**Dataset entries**
================

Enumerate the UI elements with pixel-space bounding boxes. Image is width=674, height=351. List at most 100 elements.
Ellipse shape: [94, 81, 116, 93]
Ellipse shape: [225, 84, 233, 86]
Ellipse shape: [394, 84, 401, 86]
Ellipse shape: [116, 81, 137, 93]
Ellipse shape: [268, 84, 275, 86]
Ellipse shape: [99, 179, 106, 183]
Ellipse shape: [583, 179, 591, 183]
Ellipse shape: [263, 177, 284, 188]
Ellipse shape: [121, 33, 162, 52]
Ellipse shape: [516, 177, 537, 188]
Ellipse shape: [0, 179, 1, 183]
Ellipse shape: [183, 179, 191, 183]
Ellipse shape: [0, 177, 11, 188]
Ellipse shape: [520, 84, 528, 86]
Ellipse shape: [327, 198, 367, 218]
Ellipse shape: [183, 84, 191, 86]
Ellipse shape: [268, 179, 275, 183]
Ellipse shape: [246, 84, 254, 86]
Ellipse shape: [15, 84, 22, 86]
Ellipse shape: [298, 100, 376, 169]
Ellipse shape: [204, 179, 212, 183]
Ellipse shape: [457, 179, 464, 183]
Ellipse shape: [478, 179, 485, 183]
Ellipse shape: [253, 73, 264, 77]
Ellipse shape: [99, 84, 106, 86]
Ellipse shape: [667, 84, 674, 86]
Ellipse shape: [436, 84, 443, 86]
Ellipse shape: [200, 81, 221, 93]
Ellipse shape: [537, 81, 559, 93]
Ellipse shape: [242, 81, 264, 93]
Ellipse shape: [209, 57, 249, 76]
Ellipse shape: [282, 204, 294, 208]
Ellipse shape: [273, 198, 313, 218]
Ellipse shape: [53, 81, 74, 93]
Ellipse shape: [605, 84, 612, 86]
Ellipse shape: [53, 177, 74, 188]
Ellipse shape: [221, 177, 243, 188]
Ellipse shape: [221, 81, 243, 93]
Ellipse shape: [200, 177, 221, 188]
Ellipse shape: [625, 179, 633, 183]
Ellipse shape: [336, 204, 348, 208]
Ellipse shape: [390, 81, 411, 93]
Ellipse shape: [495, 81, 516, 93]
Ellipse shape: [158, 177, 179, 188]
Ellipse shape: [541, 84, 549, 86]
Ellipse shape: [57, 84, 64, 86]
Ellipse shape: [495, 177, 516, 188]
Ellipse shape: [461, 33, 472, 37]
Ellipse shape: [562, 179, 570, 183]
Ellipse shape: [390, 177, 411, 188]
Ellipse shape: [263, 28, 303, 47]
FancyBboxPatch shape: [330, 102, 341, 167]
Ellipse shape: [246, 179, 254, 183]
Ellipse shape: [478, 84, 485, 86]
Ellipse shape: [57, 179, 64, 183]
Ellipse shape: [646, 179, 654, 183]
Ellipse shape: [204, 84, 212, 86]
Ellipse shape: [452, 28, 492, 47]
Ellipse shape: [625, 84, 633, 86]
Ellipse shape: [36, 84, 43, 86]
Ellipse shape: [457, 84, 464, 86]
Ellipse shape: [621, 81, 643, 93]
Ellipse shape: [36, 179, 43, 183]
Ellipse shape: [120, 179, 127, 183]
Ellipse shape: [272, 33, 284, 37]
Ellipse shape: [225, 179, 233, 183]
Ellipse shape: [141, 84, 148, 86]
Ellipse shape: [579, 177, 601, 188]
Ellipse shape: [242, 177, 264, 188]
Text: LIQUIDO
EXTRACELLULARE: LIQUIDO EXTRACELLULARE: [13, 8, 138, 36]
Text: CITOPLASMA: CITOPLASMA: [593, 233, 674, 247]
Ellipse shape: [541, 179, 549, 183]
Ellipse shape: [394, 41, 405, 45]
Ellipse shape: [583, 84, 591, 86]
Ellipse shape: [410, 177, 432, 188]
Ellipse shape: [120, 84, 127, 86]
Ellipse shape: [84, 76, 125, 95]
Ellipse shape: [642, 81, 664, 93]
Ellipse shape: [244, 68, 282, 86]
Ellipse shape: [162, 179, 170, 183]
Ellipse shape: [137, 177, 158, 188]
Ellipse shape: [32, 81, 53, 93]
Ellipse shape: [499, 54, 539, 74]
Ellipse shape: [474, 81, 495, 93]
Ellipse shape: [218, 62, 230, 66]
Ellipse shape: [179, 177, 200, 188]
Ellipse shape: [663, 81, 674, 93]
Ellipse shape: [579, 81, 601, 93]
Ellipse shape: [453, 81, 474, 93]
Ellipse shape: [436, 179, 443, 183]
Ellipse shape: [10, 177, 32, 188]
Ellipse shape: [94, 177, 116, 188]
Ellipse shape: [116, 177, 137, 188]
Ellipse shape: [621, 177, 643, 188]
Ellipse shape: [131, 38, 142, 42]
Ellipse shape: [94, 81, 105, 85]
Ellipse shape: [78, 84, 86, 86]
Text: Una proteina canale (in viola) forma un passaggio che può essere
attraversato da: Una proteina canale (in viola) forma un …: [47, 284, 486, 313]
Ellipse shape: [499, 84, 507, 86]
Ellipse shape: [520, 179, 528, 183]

================

**Problem statement**
Please go through the data above and copy each line containing the word "Text".

**Output of the exercise**
Text: LIQUIDO
Text: CITOPLASMA: CITOPLASMA: [593, 233, 674, 247]
Text: Una proteina canale (in viola) forma un passaggio che può essere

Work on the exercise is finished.